■ WORK TO COMPLETE ■
Write out the records again, exactly, leaving none out.

Figure contents as structured data
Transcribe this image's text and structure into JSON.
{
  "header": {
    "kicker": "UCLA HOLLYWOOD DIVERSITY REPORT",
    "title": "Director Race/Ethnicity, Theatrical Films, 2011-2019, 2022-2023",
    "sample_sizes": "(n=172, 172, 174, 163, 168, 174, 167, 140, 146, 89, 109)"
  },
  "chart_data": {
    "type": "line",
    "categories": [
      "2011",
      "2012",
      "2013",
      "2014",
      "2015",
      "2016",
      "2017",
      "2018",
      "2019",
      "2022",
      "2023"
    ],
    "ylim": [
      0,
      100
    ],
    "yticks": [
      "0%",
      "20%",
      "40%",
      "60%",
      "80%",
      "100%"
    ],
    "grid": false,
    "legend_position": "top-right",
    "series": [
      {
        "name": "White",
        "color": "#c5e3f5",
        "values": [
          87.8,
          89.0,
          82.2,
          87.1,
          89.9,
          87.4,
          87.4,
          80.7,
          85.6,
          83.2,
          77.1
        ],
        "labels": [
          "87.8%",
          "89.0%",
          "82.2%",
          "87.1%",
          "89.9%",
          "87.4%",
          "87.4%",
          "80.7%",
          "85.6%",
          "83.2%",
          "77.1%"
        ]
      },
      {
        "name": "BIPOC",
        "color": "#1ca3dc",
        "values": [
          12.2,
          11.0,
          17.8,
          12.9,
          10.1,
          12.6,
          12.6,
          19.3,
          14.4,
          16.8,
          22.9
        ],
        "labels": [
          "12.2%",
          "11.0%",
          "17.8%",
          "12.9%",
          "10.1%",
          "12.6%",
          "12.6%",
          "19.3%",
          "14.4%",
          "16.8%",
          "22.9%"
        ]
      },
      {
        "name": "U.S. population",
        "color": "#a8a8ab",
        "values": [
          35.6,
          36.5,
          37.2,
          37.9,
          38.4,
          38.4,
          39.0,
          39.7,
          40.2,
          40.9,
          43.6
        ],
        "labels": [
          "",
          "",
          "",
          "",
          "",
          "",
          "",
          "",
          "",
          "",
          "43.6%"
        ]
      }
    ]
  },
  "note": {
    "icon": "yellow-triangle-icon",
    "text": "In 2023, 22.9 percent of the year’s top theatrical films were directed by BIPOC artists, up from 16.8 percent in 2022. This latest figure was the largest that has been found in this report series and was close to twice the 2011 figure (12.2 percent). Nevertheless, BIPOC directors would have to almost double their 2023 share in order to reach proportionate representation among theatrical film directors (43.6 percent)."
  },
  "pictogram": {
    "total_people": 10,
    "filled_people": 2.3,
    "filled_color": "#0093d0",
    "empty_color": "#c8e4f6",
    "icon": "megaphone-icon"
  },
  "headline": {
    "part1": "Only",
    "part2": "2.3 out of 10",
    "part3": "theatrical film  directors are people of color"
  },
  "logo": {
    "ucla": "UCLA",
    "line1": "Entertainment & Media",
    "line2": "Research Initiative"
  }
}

■ TASK RESPONSE ■
Transcribe this image's text and structure into JSON.
{
  "header": {
    "kicker": "UCLA HOLLYWOOD DIVERSITY REPORT",
    "title": "Director Race/Ethnicity, Theatrical Films, 2011-2019, 2022-2023",
    "sample_sizes": "(n=172, 172, 174, 163, 168, 174, 167, 140, 146, 89, 109)"
  },
  "chart_data": {
    "type": "line",
    "categories": [
      "2011",
      "2012",
      "2013",
      "2014",
      "2015",
      "2016",
      "2017",
      "2018",
      "2019",
      "2022",
      "2023"
    ],
    "ylim": [
      0,
      100
    ],
    "yticks": [
      "0%",
      "20%",
      "40%",
      "60%",
      "80%",
      "100%"
    ],
    "grid": false,
    "legend_position": "top-right",
    "series": [
      {
        "name": "White",
        "color": "#c5e3f5",
        "values": [
          87.8,
          89.0,
          82.2,
          87.1,
          89.9,
          87.4,
          87.4,
          80.7,
          85.6,
          83.2,
          77.1
        ],
        "labels": [
          "87.8%",
          "89.0%",
          "82.2%",
          "87.1%",
          "89.9%",
          "87.4%",
          "87.4%",
          "80.7%",
          "85.6%",
          "83.2%",
          "77.1%"
        ]
      },
      {
        "name": "BIPOC",
        "color": "#1ca3dc",
        "values": [
          12.2,
          11.0,
          17.8,
          12.9,
          10.1,
          12.6,
          12.6,
          19.3,
          14.4,
          16.8,
          22.9
        ],
        "labels": [
          "12.2%",
          "11.0%",
          "17.8%",
          "12.9%",
          "10.1%",
          "12.6%",
          "12.6%",
          "19.3%",
          "14.4%",
          "16.8%",
          "22.9%"
        ]
      },
      {
        "name": "U.S. population",
        "color": "#a8a8ab",
        "values": [
          35.6,
          36.5,
          37.2,
          37.9,
          38.4,
          38.4,
          39.0,
          39.7,
          40.2,
          40.9,
          43.6
        ],
        "labels": [
          "",
          "",
          "",
          "",
          "",
          "",
          "",
          "",
          "",
          "",
          "43.6%"
        ]
      }
    ]
  },
  "note": {
    "icon": "yellow-triangle-icon",
    "text": "In 2023, 22.9 percent of the year’s top theatrical films were directed by BIPOC artists, up from 16.8 percent in 2022. This latest figure was the largest that has been found in this report series and was close to twice the 2011 figure (12.2 percent). Nevertheless, BIPOC directors would have to almost double their 2023 share in order to reach proportionate representation among theatrical film directors (43.6 percent)."
  },
  "pictogram": {
    "total_people": 10,
    "filled_people": 2.3,
    "filled_color": "#0093d0",
    "empty_color": "#c8e4f6",
    "icon": "megaphone-icon"
  },
  "headline": {
    "part1": "Only",
    "part2": "2.3 out of 10",
    "part3": "theatrical film  directors are people of color"
  },
  "logo": {
    "ucla": "UCLA",
    "line1": "Entertainment & Media",
    "line2": "Research Initiative"
  }
}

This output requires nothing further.